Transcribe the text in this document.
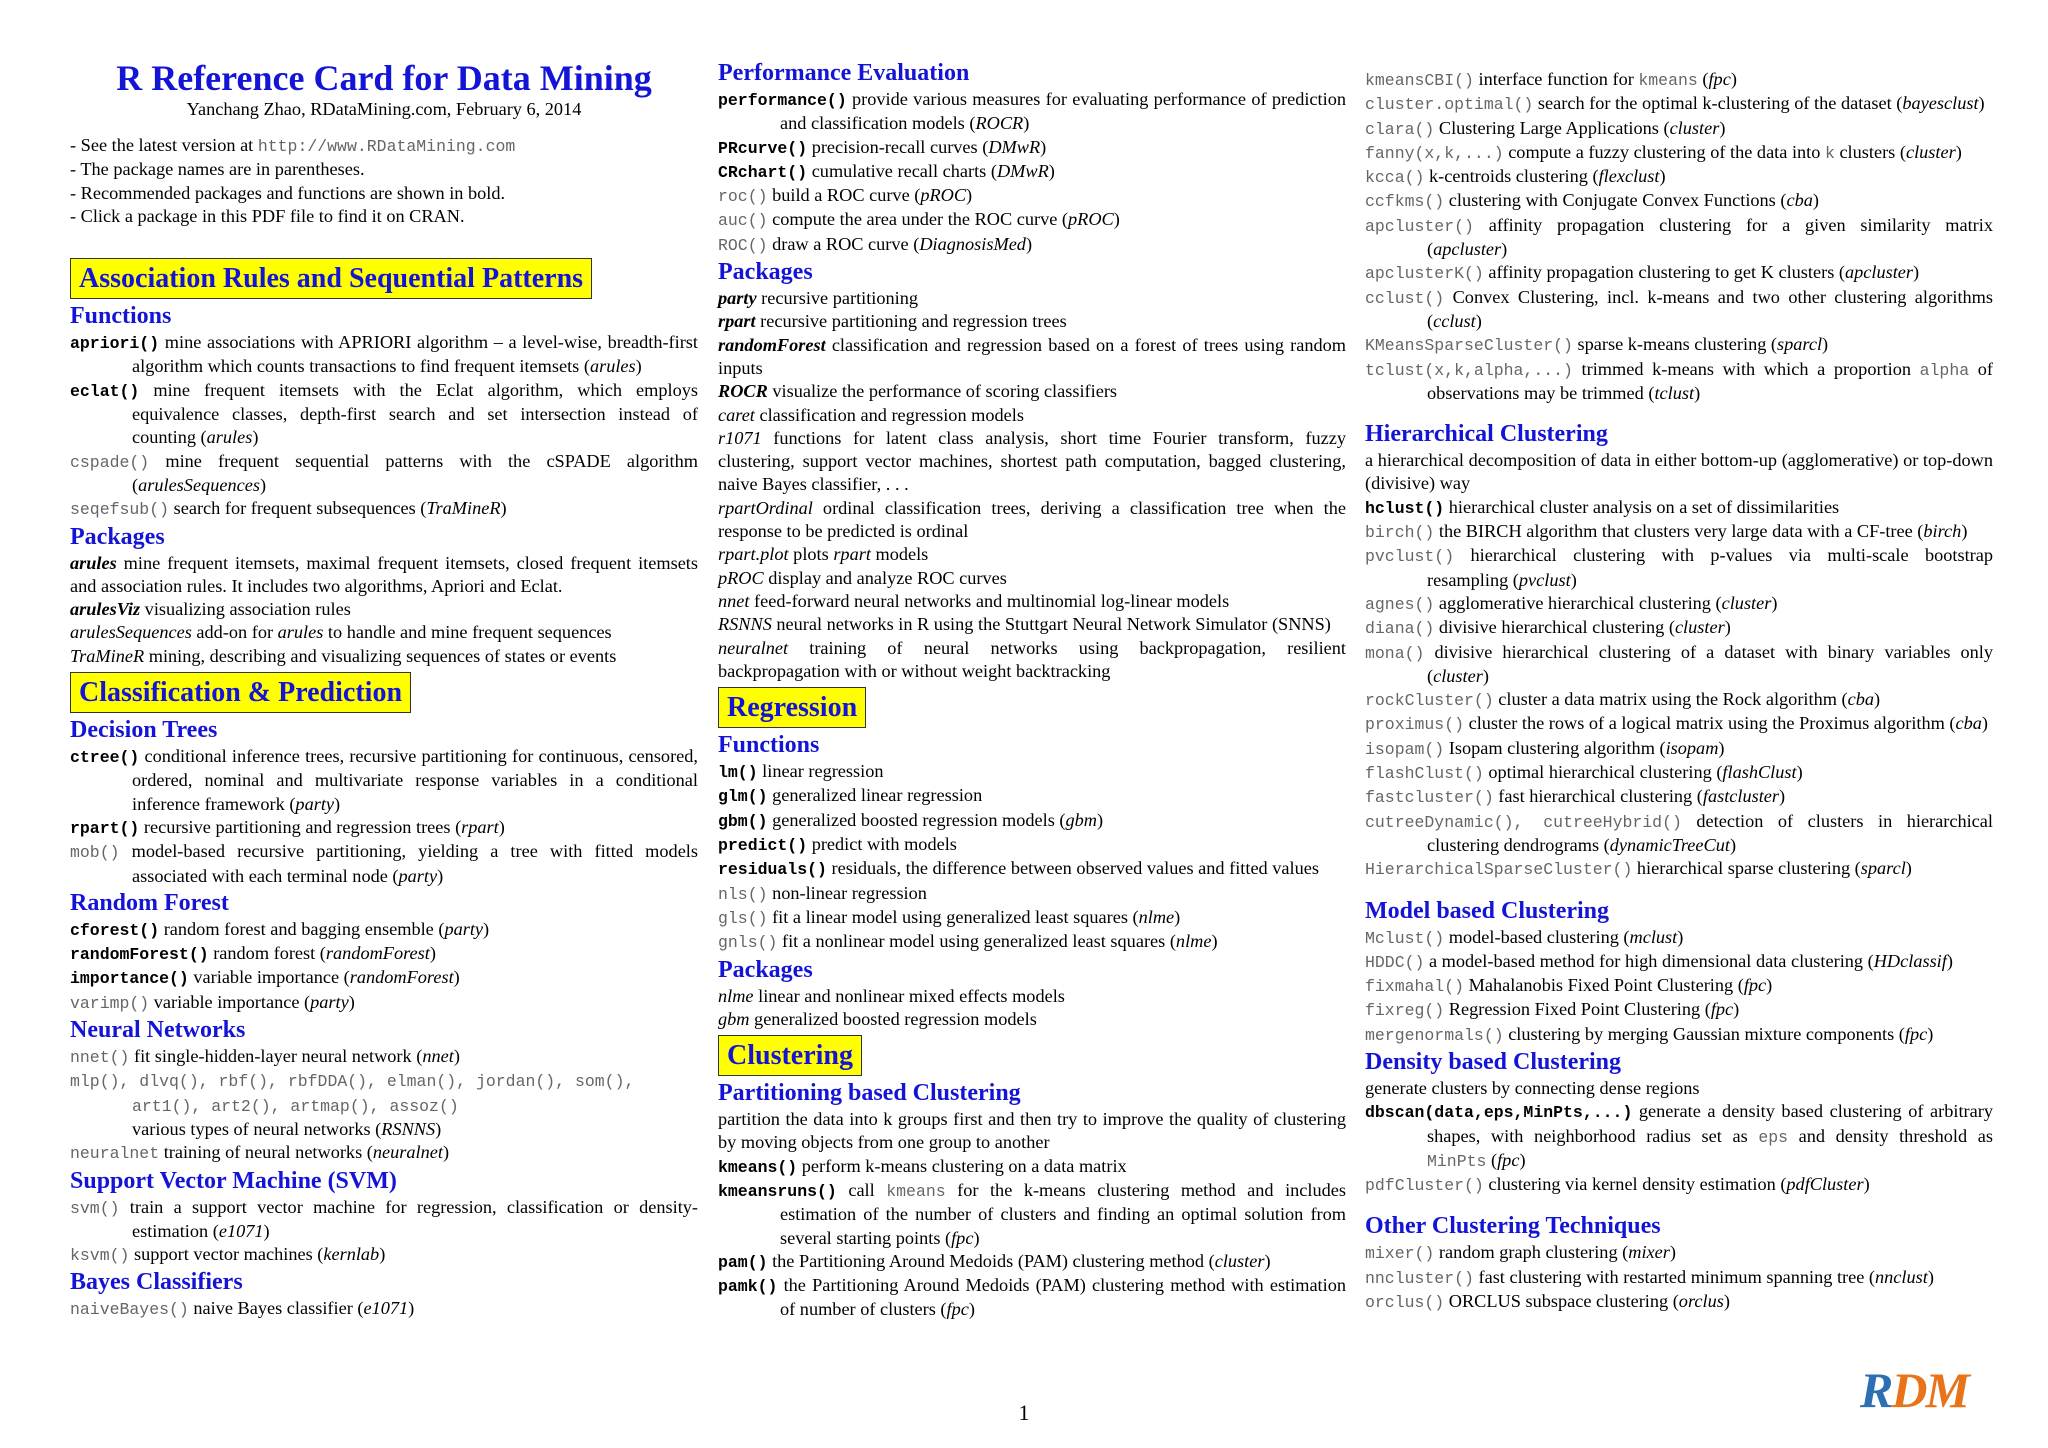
R Reference Card for Data Mining
Yanchang Zhao, RDataMining.com, February 6, 2014
- See the latest version at http://www.RDataMining.com
- The package names are in parentheses.
- Recommended packages and functions are shown in bold.
- Click a package in this PDF file to find it on CRAN.
Association Rules and Sequential Patterns
Functions
apriori() mine associations with APRIORI algorithm – a level-wise, breadth-first algorithm which counts transactions to find frequent itemsets (arules)
eclat() mine frequent itemsets with the Eclat algorithm, which employs equivalence classes, depth-first search and set intersection instead of counting (arules)
cspade() mine frequent sequential patterns with the cSPADE algorithm (arulesSequences)
seqefsub() search for frequent subsequences (TraMineR)
Packages
arules mine frequent itemsets, maximal frequent itemsets, closed frequent itemsets and association rules. It includes two algorithms, Apriori and Eclat.
arulesViz visualizing association rules
arulesSequences add-on for arules to handle and mine frequent sequences
TraMineR mining, describing and visualizing sequences of states or events
Classification & Prediction
Decision Trees
ctree() conditional inference trees, recursive partitioning for continuous, censored, ordered, nominal and multivariate response variables in a conditional inference framework (party)
rpart() recursive partitioning and regression trees (rpart)
mob() model-based recursive partitioning, yielding a tree with fitted models associated with each terminal node (party)
Random Forest
cforest() random forest and bagging ensemble (party)
randomForest() random forest (randomForest)
importance() variable importance (randomForest)
varimp() variable importance (party)
Neural Networks
nnet() fit single-hidden-layer neural network (nnet)
mlp(), dlvq(), rbf(), rbfDDA(), elman(), jordan(), som(), art1(), art2(), artmap(), assoz()
various types of neural networks (RSNNS)
neuralnet training of neural networks (neuralnet)
Support Vector Machine (SVM)
svm() train a support vector machine for regression, classification or density-estimation (e1071)
ksvm() support vector machines (kernlab)
Bayes Classifiers
naiveBayes() naive Bayes classifier (e1071)
Performance Evaluation
performance() provide various measures for evaluating performance of prediction and classification models (ROCR)
PRcurve() precision-recall curves (DMwR)
CRchart() cumulative recall charts (DMwR)
roc() build a ROC curve (pROC)
auc() compute the area under the ROC curve (pROC)
ROC() draw a ROC curve (DiagnosisMed)
Packages
party recursive partitioning
rpart recursive partitioning and regression trees
randomForest classification and regression based on a forest of trees using random inputs
ROCR visualize the performance of scoring classifiers
caret classification and regression models
r1071 functions for latent class analysis, short time Fourier transform, fuzzy clustering, support vector machines, shortest path computation, bagged clustering, naive Bayes classifier, . . .
rpartOrdinal ordinal classification trees, deriving a classification tree when the response to be predicted is ordinal
rpart.plot plots rpart models
pROC display and analyze ROC curves
nnet feed-forward neural networks and multinomial log-linear models
RSNNS neural networks in R using the Stuttgart Neural Network Simulator (SNNS)
neuralnet training of neural networks using backpropagation, resilient backpropagation with or without weight backtracking
Regression
Functions
lm() linear regression
glm() generalized linear regression
gbm() generalized boosted regression models (gbm)
predict() predict with models
residuals() residuals, the difference between observed values and fitted values
nls() non-linear regression
gls() fit a linear model using generalized least squares (nlme)
gnls() fit a nonlinear model using generalized least squares (nlme)
Packages
nlme linear and nonlinear mixed effects models
gbm generalized boosted regression models
Clustering
Partitioning based Clustering
partition the data into k groups first and then try to improve the quality of clustering by moving objects from one group to another
kmeans() perform k-means clustering on a data matrix
kmeansruns() call kmeans for the k-means clustering method and includes estimation of the number of clusters and finding an optimal solution from several starting points (fpc)
pam() the Partitioning Around Medoids (PAM) clustering method (cluster)
pamk() the Partitioning Around Medoids (PAM) clustering method with estimation of number of clusters (fpc)
kmeansCBI() interface function for kmeans (fpc)
cluster.optimal() search for the optimal k-clustering of the dataset (bayesclust)
clara() Clustering Large Applications (cluster)
fanny(x,k,...) compute a fuzzy clustering of the data into k clusters (cluster)
kcca() k-centroids clustering (flexclust)
ccfkms() clustering with Conjugate Convex Functions (cba)
apcluster() affinity propagation clustering for a given similarity matrix (apcluster)
apclusterK() affinity propagation clustering to get K clusters (apcluster)
cclust() Convex Clustering, incl. k-means and two other clustering algorithms (cclust)
KMeansSparseCluster() sparse k-means clustering (sparcl)
tclust(x,k,alpha,...) trimmed k-means with which a proportion alpha of observations may be trimmed (tclust)
Hierarchical Clustering
a hierarchical decomposition of data in either bottom-up (agglomerative) or top-down (divisive) way
hclust() hierarchical cluster analysis on a set of dissimilarities
birch() the BIRCH algorithm that clusters very large data with a CF-tree (birch)
pvclust() hierarchical clustering with p-values via multi-scale bootstrap resampling (pvclust)
agnes() agglomerative hierarchical clustering (cluster)
diana() divisive hierarchical clustering (cluster)
mona() divisive hierarchical clustering of a dataset with binary variables only (cluster)
rockCluster() cluster a data matrix using the Rock algorithm (cba)
proximus() cluster the rows of a logical matrix using the Proximus algorithm (cba)
isopam() Isopam clustering algorithm (isopam)
flashClust() optimal hierarchical clustering (flashClust)
fastcluster() fast hierarchical clustering (fastcluster)
cutreeDynamic(), cutreeHybrid() detection of clusters in hierarchical clustering dendrograms (dynamicTreeCut)
HierarchicalSparseCluster() hierarchical sparse clustering (sparcl)
Model based Clustering
Mclust() model-based clustering (mclust)
HDDC() a model-based method for high dimensional data clustering (HDclassif)
fixmahal() Mahalanobis Fixed Point Clustering (fpc)
fixreg() Regression Fixed Point Clustering (fpc)
mergenormals() clustering by merging Gaussian mixture components (fpc)
Density based Clustering
generate clusters by connecting dense regions
dbscan(data,eps,MinPts,...) generate a density based clustering of arbitrary shapes, with neighborhood radius set as eps and density threshold as MinPts (fpc)
pdfCluster() clustering via kernel density estimation (pdfCluster)
Other Clustering Techniques
mixer() random graph clustering (mixer)
nncluster() fast clustering with restarted minimum spanning tree (nnclust)
orclus() ORCLUS subspace clustering (orclus)
RDM
1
────────
- [Prompt]:
Copy the whole of the material above exactly, but not its images.

- [Task response]:
Transcribe the text in this document.
R Reference Card for Data Mining
Yanchang Zhao, RDataMining.com, February 6, 2014
- See the latest version at http://www.RDataMining.com
- The package names are in parentheses.
- Recommended packages and functions are shown in bold.
- Click a package in this PDF file to find it on CRAN.
Association Rules and Sequential Patterns
Functions
apriori() mine associations with APRIORI algorithm – a level-wise, breadth-first algorithm which counts transactions to find frequent itemsets (arules)
eclat() mine frequent itemsets with the Eclat algorithm, which employs equivalence classes, depth-first search and set intersection instead of counting (arules)
cspade() mine frequent sequential patterns with the cSPADE algorithm (arulesSequences)
seqefsub() search for frequent subsequences (TraMineR)
Packages
arules mine frequent itemsets, maximal frequent itemsets, closed frequent itemsets and association rules. It includes two algorithms, Apriori and Eclat.
arulesViz visualizing association rules
arulesSequences add-on for arules to handle and mine frequent sequences
TraMineR mining, describing and visualizing sequences of states or events
Classification & Prediction
Decision Trees
ctree() conditional inference trees, recursive partitioning for continuous, censored, ordered, nominal and multivariate response variables in a conditional inference framework (party)
rpart() recursive partitioning and regression trees (rpart)
mob() model-based recursive partitioning, yielding a tree with fitted models associated with each terminal node (party)
Random Forest
cforest() random forest and bagging ensemble (party)
randomForest() random forest (randomForest)
importance() variable importance (randomForest)
varimp() variable importance (party)
Neural Networks
nnet() fit single-hidden-layer neural network (nnet)
mlp(), dlvq(), rbf(), rbfDDA(), elman(), jordan(), som(), art1(), art2(), artmap(), assoz()
various types of neural networks (RSNNS)
neuralnet training of neural networks (neuralnet)
Support Vector Machine (SVM)
svm() train a support vector machine for regression, classification or density-estimation (e1071)
ksvm() support vector machines (kernlab)
Bayes Classifiers
naiveBayes() naive Bayes classifier (e1071)
Performance Evaluation
performance() provide various measures for evaluating performance of prediction and classification models (ROCR)
PRcurve() precision-recall curves (DMwR)
CRchart() cumulative recall charts (DMwR)
roc() build a ROC curve (pROC)
auc() compute the area under the ROC curve (pROC)
ROC() draw a ROC curve (DiagnosisMed)
Packages
party recursive partitioning
rpart recursive partitioning and regression trees
randomForest classification and regression based on a forest of trees using random inputs
ROCR visualize the performance of scoring classifiers
caret classification and regression models
r1071 functions for latent class analysis, short time Fourier transform, fuzzy clustering, support vector machines, shortest path computation, bagged clustering, naive Bayes classifier, . . .
rpartOrdinal ordinal classification trees, deriving a classification tree when the response to be predicted is ordinal
rpart.plot plots rpart models
pROC display and analyze ROC curves
nnet feed-forward neural networks and multinomial log-linear models
RSNNS neural networks in R using the Stuttgart Neural Network Simulator (SNNS)
neuralnet training of neural networks using backpropagation, resilient backpropagation with or without weight backtracking
Regression
Functions
lm() linear regression
glm() generalized linear regression
gbm() generalized boosted regression models (gbm)
predict() predict with models
residuals() residuals, the difference between observed values and fitted values
nls() non-linear regression
gls() fit a linear model using generalized least squares (nlme)
gnls() fit a nonlinear model using generalized least squares (nlme)
Packages
nlme linear and nonlinear mixed effects models
gbm generalized boosted regression models
Clustering
Partitioning based Clustering
partition the data into k groups first and then try to improve the quality of clustering by moving objects from one group to another
kmeans() perform k-means clustering on a data matrix
kmeansruns() call kmeans for the k-means clustering method and includes estimation of the number of clusters and finding an optimal solution from several starting points (fpc)
pam() the Partitioning Around Medoids (PAM) clustering method (cluster)
pamk() the Partitioning Around Medoids (PAM) clustering method with estimation of number of clusters (fpc)
kmeansCBI() interface function for kmeans (fpc)
cluster.optimal() search for the optimal k-clustering of the dataset (bayesclust)
clara() Clustering Large Applications (cluster)
fanny(x,k,...) compute a fuzzy clustering of the data into k clusters (cluster)
kcca() k-centroids clustering (flexclust)
ccfkms() clustering with Conjugate Convex Functions (cba)
apcluster() affinity propagation clustering for a given similarity matrix (apcluster)
apclusterK() affinity propagation clustering to get K clusters (apcluster)
cclust() Convex Clustering, incl. k-means and two other clustering algorithms (cclust)
KMeansSparseCluster() sparse k-means clustering (sparcl)
tclust(x,k,alpha,...) trimmed k-means with which a proportion alpha of observations may be trimmed (tclust)
Hierarchical Clustering
a hierarchical decomposition of data in either bottom-up (agglomerative) or top-down (divisive) way
hclust() hierarchical cluster analysis on a set of dissimilarities
birch() the BIRCH algorithm that clusters very large data with a CF-tree (birch)
pvclust() hierarchical clustering with p-values via multi-scale bootstrap resampling (pvclust)
agnes() agglomerative hierarchical clustering (cluster)
diana() divisive hierarchical clustering (cluster)
mona() divisive hierarchical clustering of a dataset with binary variables only (cluster)
rockCluster() cluster a data matrix using the Rock algorithm (cba)
proximus() cluster the rows of a logical matrix using the Proximus algorithm (cba)
isopam() Isopam clustering algorithm (isopam)
flashClust() optimal hierarchical clustering (flashClust)
fastcluster() fast hierarchical clustering (fastcluster)
cutreeDynamic(), cutreeHybrid() detection of clusters in hierarchical clustering dendrograms (dynamicTreeCut)
HierarchicalSparseCluster() hierarchical sparse clustering (sparcl)
Model based Clustering
Mclust() model-based clustering (mclust)
HDDC() a model-based method for high dimensional data clustering (HDclassif)
fixmahal() Mahalanobis Fixed Point Clustering (fpc)
fixreg() Regression Fixed Point Clustering (fpc)
mergenormals() clustering by merging Gaussian mixture components (fpc)
Density based Clustering
generate clusters by connecting dense regions
dbscan(data,eps,MinPts,...) generate a density based clustering of arbitrary shapes, with neighborhood radius set as eps and density threshold as MinPts (fpc)
pdfCluster() clustering via kernel density estimation (pdfCluster)
Other Clustering Techniques
mixer() random graph clustering (mixer)
nncluster() fast clustering with restarted minimum spanning tree (nnclust)
orclus() ORCLUS subspace clustering (orclus)
RDM
1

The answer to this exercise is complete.